**Items:**

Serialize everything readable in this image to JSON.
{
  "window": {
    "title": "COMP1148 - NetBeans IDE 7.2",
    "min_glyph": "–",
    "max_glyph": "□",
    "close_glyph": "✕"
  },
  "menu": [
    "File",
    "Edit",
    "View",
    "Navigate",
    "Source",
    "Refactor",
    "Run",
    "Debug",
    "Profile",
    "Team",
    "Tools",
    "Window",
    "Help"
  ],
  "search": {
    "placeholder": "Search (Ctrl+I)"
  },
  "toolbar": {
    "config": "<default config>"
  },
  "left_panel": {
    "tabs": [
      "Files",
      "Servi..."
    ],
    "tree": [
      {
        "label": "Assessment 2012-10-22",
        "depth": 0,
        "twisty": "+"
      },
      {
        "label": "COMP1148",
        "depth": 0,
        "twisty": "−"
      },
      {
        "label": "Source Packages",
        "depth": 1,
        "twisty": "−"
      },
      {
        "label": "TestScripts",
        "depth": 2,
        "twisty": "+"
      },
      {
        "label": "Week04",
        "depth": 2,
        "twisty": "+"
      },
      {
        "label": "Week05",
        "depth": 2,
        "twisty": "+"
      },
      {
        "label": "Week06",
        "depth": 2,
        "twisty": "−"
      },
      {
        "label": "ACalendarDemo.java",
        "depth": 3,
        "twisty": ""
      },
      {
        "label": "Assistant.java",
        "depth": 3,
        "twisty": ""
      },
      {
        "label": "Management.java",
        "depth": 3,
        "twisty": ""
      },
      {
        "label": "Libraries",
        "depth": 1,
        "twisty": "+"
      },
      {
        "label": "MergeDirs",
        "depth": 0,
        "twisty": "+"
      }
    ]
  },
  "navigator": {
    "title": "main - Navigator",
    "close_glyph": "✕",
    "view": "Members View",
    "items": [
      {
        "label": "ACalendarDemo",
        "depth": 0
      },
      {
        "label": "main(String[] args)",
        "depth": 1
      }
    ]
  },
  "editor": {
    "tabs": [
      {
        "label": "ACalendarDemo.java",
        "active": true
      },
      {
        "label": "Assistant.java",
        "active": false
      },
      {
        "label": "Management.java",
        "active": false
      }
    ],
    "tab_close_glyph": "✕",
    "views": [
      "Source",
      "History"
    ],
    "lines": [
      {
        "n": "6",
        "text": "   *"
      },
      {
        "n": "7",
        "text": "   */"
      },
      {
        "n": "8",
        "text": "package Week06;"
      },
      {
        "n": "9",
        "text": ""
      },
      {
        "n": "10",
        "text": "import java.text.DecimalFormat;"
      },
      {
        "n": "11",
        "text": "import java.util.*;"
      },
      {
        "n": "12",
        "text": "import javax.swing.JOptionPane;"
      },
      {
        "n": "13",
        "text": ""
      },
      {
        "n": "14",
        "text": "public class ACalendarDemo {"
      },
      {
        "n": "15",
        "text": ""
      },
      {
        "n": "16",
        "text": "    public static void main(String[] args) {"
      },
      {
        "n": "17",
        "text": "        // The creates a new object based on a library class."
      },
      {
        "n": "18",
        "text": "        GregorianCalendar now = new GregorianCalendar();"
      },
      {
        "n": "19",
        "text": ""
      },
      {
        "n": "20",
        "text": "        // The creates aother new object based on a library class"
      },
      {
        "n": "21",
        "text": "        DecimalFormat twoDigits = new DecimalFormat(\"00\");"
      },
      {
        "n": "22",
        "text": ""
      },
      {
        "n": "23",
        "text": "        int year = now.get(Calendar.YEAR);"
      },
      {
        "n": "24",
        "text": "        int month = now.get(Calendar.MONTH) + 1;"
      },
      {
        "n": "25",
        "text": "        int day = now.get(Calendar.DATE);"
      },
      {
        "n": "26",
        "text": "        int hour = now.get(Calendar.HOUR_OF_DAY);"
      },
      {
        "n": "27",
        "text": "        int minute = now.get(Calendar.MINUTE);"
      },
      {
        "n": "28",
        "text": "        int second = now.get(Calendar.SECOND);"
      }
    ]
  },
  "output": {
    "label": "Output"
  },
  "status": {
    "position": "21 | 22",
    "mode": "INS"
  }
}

**Aim:** Show the data once more, exactly as it was written.

**Result of this exercise:**
Serialize everything readable in this image to JSON.
{
  "window": {
    "title": "COMP1148 - NetBeans IDE 7.2",
    "min_glyph": "–",
    "max_glyph": "□",
    "close_glyph": "✕"
  },
  "menu": [
    "File",
    "Edit",
    "View",
    "Navigate",
    "Source",
    "Refactor",
    "Run",
    "Debug",
    "Profile",
    "Team",
    "Tools",
    "Window",
    "Help"
  ],
  "search": {
    "placeholder": "Search (Ctrl+I)"
  },
  "toolbar": {
    "config": "<default config>"
  },
  "left_panel": {
    "tabs": [
      "Files",
      "Servi..."
    ],
    "tree": [
      {
        "label": "Assessment 2012-10-22",
        "depth": 0,
        "twisty": "+"
      },
      {
        "label": "COMP1148",
        "depth": 0,
        "twisty": "−"
      },
      {
        "label": "Source Packages",
        "depth": 1,
        "twisty": "−"
      },
      {
        "label": "TestScripts",
        "depth": 2,
        "twisty": "+"
      },
      {
        "label": "Week04",
        "depth": 2,
        "twisty": "+"
      },
      {
        "label": "Week05",
        "depth": 2,
        "twisty": "+"
      },
      {
        "label": "Week06",
        "depth": 2,
        "twisty": "−"
      },
      {
        "label": "ACalendarDemo.java",
        "depth": 3,
        "twisty": ""
      },
      {
        "label": "Assistant.java",
        "depth": 3,
        "twisty": ""
      },
      {
        "label": "Management.java",
        "depth": 3,
        "twisty": ""
      },
      {
        "label": "Libraries",
        "depth": 1,
        "twisty": "+"
      },
      {
        "label": "MergeDirs",
        "depth": 0,
        "twisty": "+"
      }
    ]
  },
  "navigator": {
    "title": "main - Navigator",
    "close_glyph": "✕",
    "view": "Members View",
    "items": [
      {
        "label": "ACalendarDemo",
        "depth": 0
      },
      {
        "label": "main(String[] args)",
        "depth": 1
      }
    ]
  },
  "editor": {
    "tabs": [
      {
        "label": "ACalendarDemo.java",
        "active": true
      },
      {
        "label": "Assistant.java",
        "active": false
      },
      {
        "label": "Management.java",
        "active": false
      }
    ],
    "tab_close_glyph": "✕",
    "views": [
      "Source",
      "History"
    ],
    "lines": [
      {
        "n": "6",
        "text": "   *"
      },
      {
        "n": "7",
        "text": "   */"
      },
      {
        "n": "8",
        "text": "package Week06;"
      },
      {
        "n": "9",
        "text": ""
      },
      {
        "n": "10",
        "text": "import java.text.DecimalFormat;"
      },
      {
        "n": "11",
        "text": "import java.util.*;"
      },
      {
        "n": "12",
        "text": "import javax.swing.JOptionPane;"
      },
      {
        "n": "13",
        "text": ""
      },
      {
        "n": "14",
        "text": "public class ACalendarDemo {"
      },
      {
        "n": "15",
        "text": ""
      },
      {
        "n": "16",
        "text": "    public static void main(String[] args) {"
      },
      {
        "n": "17",
        "text": "        // The creates a new object based on a library class."
      },
      {
        "n": "18",
        "text": "        GregorianCalendar now = new GregorianCalendar();"
      },
      {
        "n": "19",
        "text": ""
      },
      {
        "n": "20",
        "text": "        // The creates aother new object based on a library class"
      },
      {
        "n": "21",
        "text": "        DecimalFormat twoDigits = new DecimalFormat(\"00\");"
      },
      {
        "n": "22",
        "text": ""
      },
      {
        "n": "23",
        "text": "        int year = now.get(Calendar.YEAR);"
      },
      {
        "n": "24",
        "text": "        int month = now.get(Calendar.MONTH) + 1;"
      },
      {
        "n": "25",
        "text": "        int day = now.get(Calendar.DATE);"
      },
      {
        "n": "26",
        "text": "        int hour = now.get(Calendar.HOUR_OF_DAY);"
      },
      {
        "n": "27",
        "text": "        int minute = now.get(Calendar.MINUTE);"
      },
      {
        "n": "28",
        "text": "        int second = now.get(Calendar.SECOND);"
      }
    ]
  },
  "output": {
    "label": "Output"
  },
  "status": {
    "position": "21 | 22",
    "mode": "INS"
  }
}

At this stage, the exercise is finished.